Extracted records
****************

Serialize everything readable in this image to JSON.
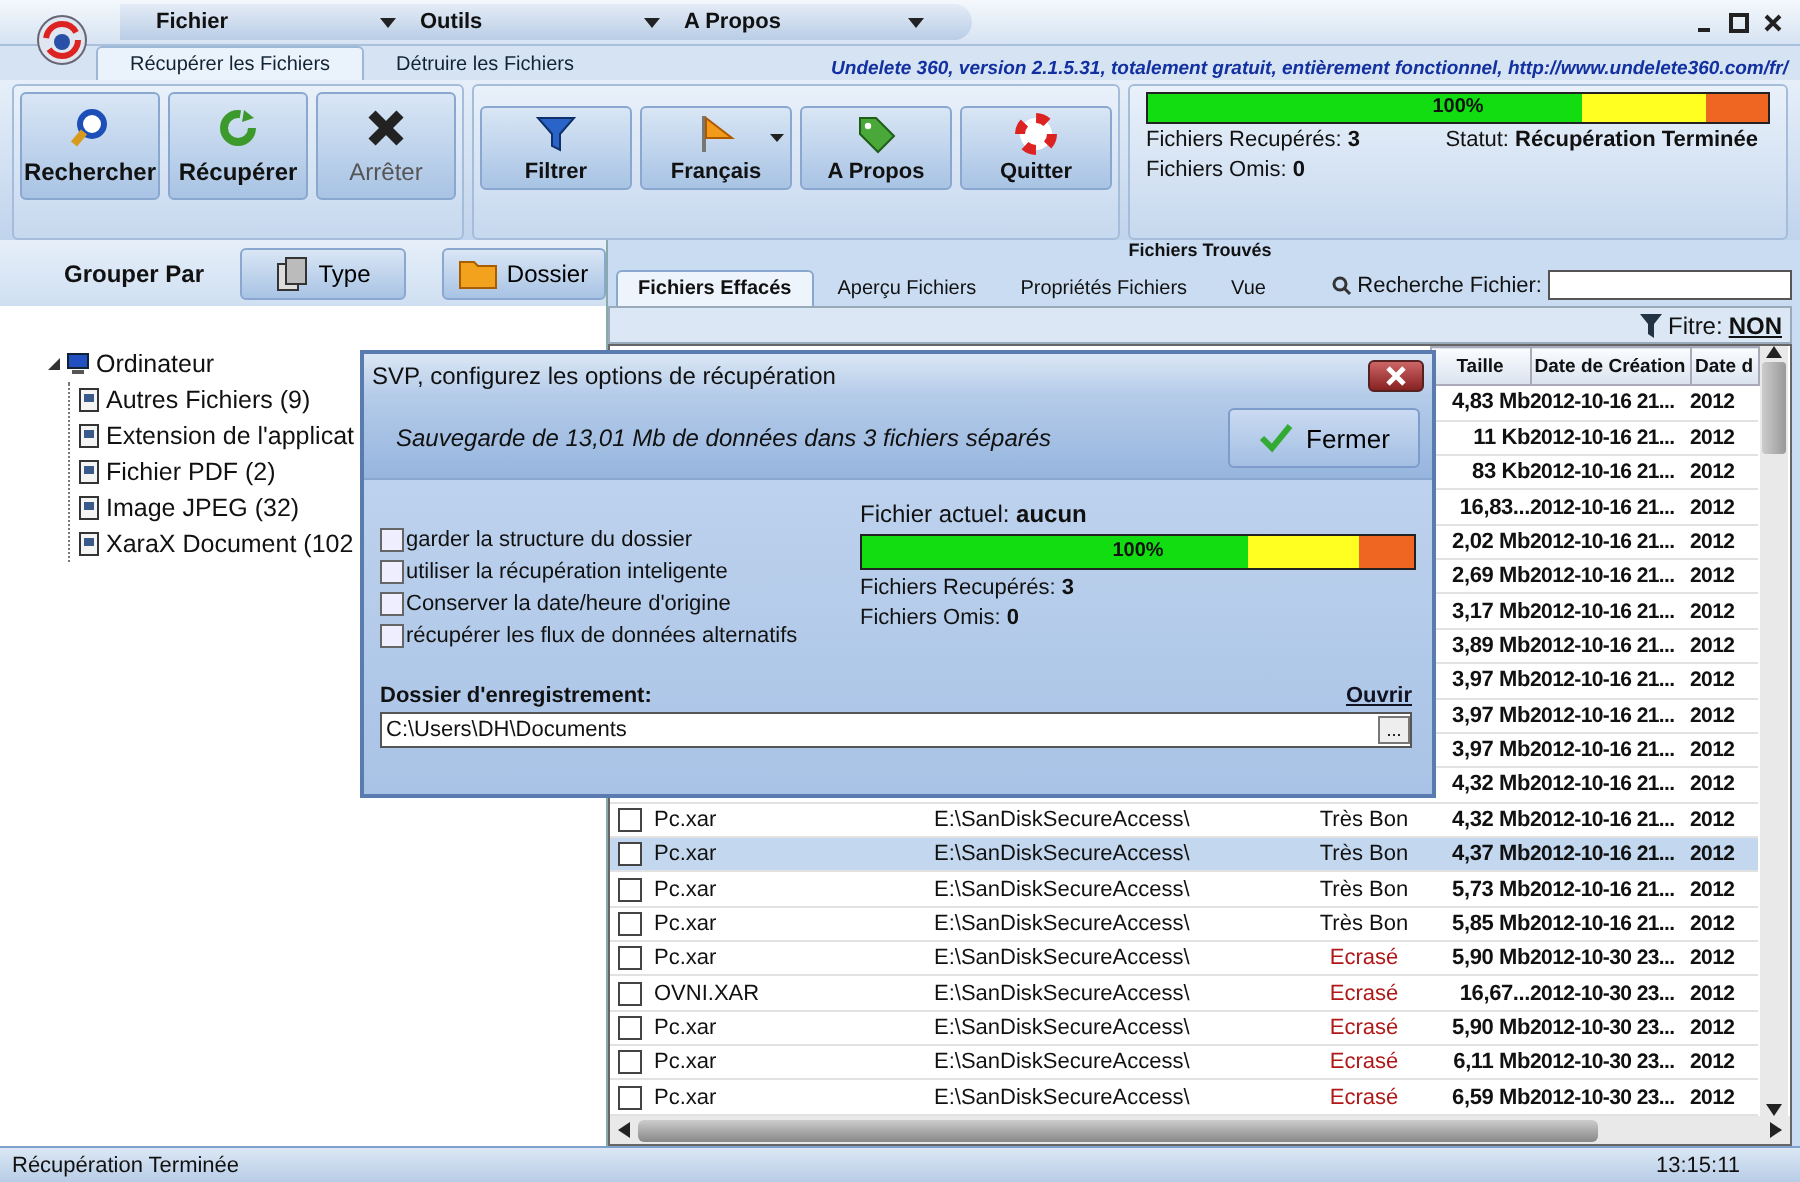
{
  "menu": [
    {
      "label": "Fichier"
    },
    {
      "label": "Outils"
    },
    {
      "label": "A Propos"
    }
  ],
  "tabs": [
    {
      "label": "Récupérer les Fichiers",
      "selected": true
    },
    {
      "label": "Détruire les Fichiers",
      "selected": false
    }
  ],
  "banner": "Undelete 360, version 2.1.5.31, totalement gratuit, entièrement fonctionnel, http://www.undelete360.com/fr/",
  "ribbon_actions": [
    {
      "label": "Rechercher",
      "disabled": false
    },
    {
      "label": "Récupérer",
      "disabled": false
    },
    {
      "label": "Arrêter",
      "disabled": true
    }
  ],
  "ribbon_tools": [
    {
      "label": "Filtrer",
      "dropdown": false
    },
    {
      "label": "Français",
      "dropdown": true
    },
    {
      "label": "A Propos",
      "dropdown": false
    },
    {
      "label": "Quitter",
      "dropdown": false
    }
  ],
  "progress": {
    "level": 1,
    "reading": "100%",
    "recovered": "Fichiers Recupérés: **3**",
    "skipped": "Fichiers Omis: **0**",
    "status": "Statut: **Récupération Terminée**"
  },
  "group_by": {
    "label": "Grouper Par",
    "buttons": [
      {
        "label": "Type"
      },
      {
        "label": "Dossier"
      }
    ]
  },
  "tree": [
    {
      "label": "Ordinateur",
      "expanded": true,
      "children": [
        {
          "label": "Autres Fichiers (9)"
        },
        {
          "label": "Extension de l'applicat"
        },
        {
          "label": "Fichier PDF (2)"
        },
        {
          "label": "Image JPEG (32)"
        },
        {
          "label": "XaraX Document (102"
        }
      ]
    }
  ],
  "files_panel": {
    "title": "Fichiers Trouvés",
    "tabs": [
      {
        "label": "Fichiers Effacés",
        "selected": true
      },
      {
        "label": "Aperçu Fichiers",
        "selected": false
      },
      {
        "label": "Propriétés Fichiers",
        "selected": false
      },
      {
        "label": "Vue",
        "selected": false
      }
    ],
    "search": {
      "label": "Recherche Fichier:"
    },
    "filter": {
      "label": "Fitre:",
      "value": "NON"
    },
    "columns": [
      "Taille",
      "Date de Création",
      "Date d"
    ],
    "rows": [
      {
        "size": "4,83 Mb",
        "created": "2012-10-16 21...",
        "date_3": "2012",
        "selected": false
      },
      {
        "size": "11 Kb",
        "created": "2012-10-16 21...",
        "date_3": "2012",
        "selected": false
      },
      {
        "size": "83 Kb",
        "created": "2012-10-16 21...",
        "date_3": "2012",
        "selected": false
      },
      {
        "size": "16,83...",
        "created": "2012-10-16 21...",
        "date_3": "2012",
        "selected": false
      },
      {
        "size": "2,02 Mb",
        "created": "2012-10-16 21...",
        "date_3": "2012",
        "selected": false
      },
      {
        "size": "2,69 Mb",
        "created": "2012-10-16 21...",
        "date_3": "2012",
        "selected": false
      },
      {
        "size": "3,17 Mb",
        "created": "2012-10-16 21...",
        "date_3": "2012",
        "selected": false
      },
      {
        "size": "3,89 Mb",
        "created": "2012-10-16 21...",
        "date_3": "2012",
        "selected": false
      },
      {
        "size": "3,97 Mb",
        "created": "2012-10-16 21...",
        "date_3": "2012",
        "selected": false
      },
      {
        "size": "3,97 Mb",
        "created": "2012-10-16 21...",
        "date_3": "2012",
        "selected": false
      },
      {
        "size": "3,97 Mb",
        "created": "2012-10-16 21...",
        "date_3": "2012",
        "selected": false
      },
      {
        "size": "4,32 Mb",
        "created": "2012-10-16 21...",
        "date_3": "2012",
        "selected": false
      },
      {
        "checked": false,
        "name": "Pc.xar",
        "path": "E:\\SanDiskSecureAccess\\",
        "state": "Très Bon",
        "kind": "good",
        "size": "4,32 Mb",
        "created": "2012-10-16 21...",
        "date_3": "2012",
        "selected": false
      },
      {
        "checked": false,
        "name": "Pc.xar",
        "path": "E:\\SanDiskSecureAccess\\",
        "state": "Très Bon",
        "kind": "good",
        "size": "4,37 Mb",
        "created": "2012-10-16 21...",
        "date_3": "2012",
        "selected": true
      },
      {
        "checked": false,
        "name": "Pc.xar",
        "path": "E:\\SanDiskSecureAccess\\",
        "state": "Très Bon",
        "kind": "good",
        "size": "5,73 Mb",
        "created": "2012-10-16 21...",
        "date_3": "2012",
        "selected": false
      },
      {
        "checked": false,
        "name": "Pc.xar",
        "path": "E:\\SanDiskSecureAccess\\",
        "state": "Très Bon",
        "kind": "good",
        "size": "5,85 Mb",
        "created": "2012-10-16 21...",
        "date_3": "2012",
        "selected": false
      },
      {
        "checked": false,
        "name": "Pc.xar",
        "path": "E:\\SanDiskSecureAccess\\",
        "state": "Ecrasé",
        "kind": "overwritten",
        "size": "5,90 Mb",
        "created": "2012-10-30 23...",
        "date_3": "2012",
        "selected": false
      },
      {
        "checked": false,
        "name": "OVNI.XAR",
        "path": "E:\\SanDiskSecureAccess\\",
        "state": "Ecrasé",
        "kind": "overwritten",
        "size": "16,67...",
        "created": "2012-10-30 23...",
        "date_3": "2012",
        "selected": false
      },
      {
        "checked": false,
        "name": "Pc.xar",
        "path": "E:\\SanDiskSecureAccess\\",
        "state": "Ecrasé",
        "kind": "overwritten",
        "size": "5,90 Mb",
        "created": "2012-10-30 23...",
        "date_3": "2012",
        "selected": false
      },
      {
        "checked": false,
        "name": "Pc.xar",
        "path": "E:\\SanDiskSecureAccess\\",
        "state": "Ecrasé",
        "kind": "overwritten",
        "size": "6,11 Mb",
        "created": "2012-10-30 23...",
        "date_3": "2012",
        "selected": false
      },
      {
        "checked": false,
        "name": "Pc.xar",
        "path": "E:\\SanDiskSecureAccess\\",
        "state": "Ecrasé",
        "kind": "overwritten",
        "size": "6,59 Mb",
        "created": "2012-10-30 23...",
        "date_3": "2012",
        "selected": false
      }
    ]
  },
  "dialog": {
    "title": "SVP, configurez les options de récupération",
    "message": "Sauvegarde de 13,01 Mb de données dans 3 fichiers séparés",
    "close_button": "Fermer",
    "options": [
      {
        "label": "garder la structure du dossier",
        "checked": false
      },
      {
        "label": "utiliser la récupération inteligente",
        "checked": false
      },
      {
        "label": "Conserver la date/heure d'origine",
        "checked": false
      },
      {
        "label": "récupérer les flux de données alternatifs",
        "checked": false
      }
    ],
    "current_file": "Fichier actuel: **aucun**",
    "progress": {
      "level": 1,
      "reading": "100%"
    },
    "recovered": "Fichiers Recupérés: **3**",
    "skipped": "Fichiers Omis: **0**",
    "folder_label": "Dossier d'enregistrement:",
    "open_link": "Ouvrir",
    "folder": "C:\\Users\\DH\\Documents",
    "browse": "..."
  },
  "status_bar": {
    "message": "Récupération Terminée",
    "time": "13:15:11"
  }
}
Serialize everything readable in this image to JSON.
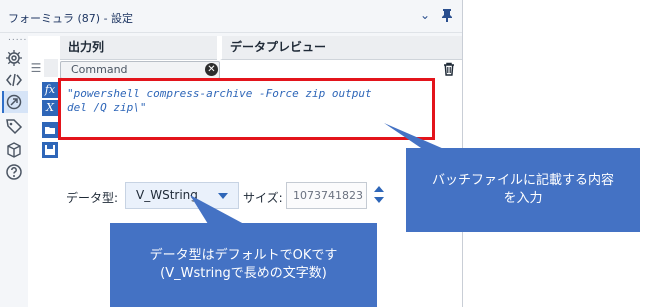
{
  "window": {
    "title": "フォーミュラ (87) - 設定",
    "dots": "....."
  },
  "grid": {
    "col_output": "出力列",
    "col_preview": "データプレビュー",
    "output_field": "Command",
    "expression_line1": "\"powershell compress-archive -Force zip output",
    "expression_line2": "del /Q zip\\\""
  },
  "datatype": {
    "label": "データ型:",
    "value": "V_WString",
    "size_label": "サイズ:",
    "size_value": "1073741823"
  },
  "callouts": {
    "right_line1": "バッチファイルに記載する内容",
    "right_line2": "を入力",
    "bottom_line1": "データ型はデフォルトでOKです",
    "bottom_line2": "(V_Wstringで長めの文字数)"
  },
  "colors": {
    "accent": "#2e66b8",
    "highlight": "#e3141b",
    "callout": "#4472c4"
  },
  "icons": {
    "leftbar": [
      "settings-icon",
      "code-icon",
      "connect-icon",
      "tag-icon",
      "cube-icon",
      "help-icon"
    ]
  }
}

****************

=== DIRECTIONS ===
Copy out the lines that hold "title".

=== REPLY ===
    "title": "Fichiers Trouvés",
    "title": "SVP, configurez les options de récupération",
    "title": "フォーミュラ (87) - 設定",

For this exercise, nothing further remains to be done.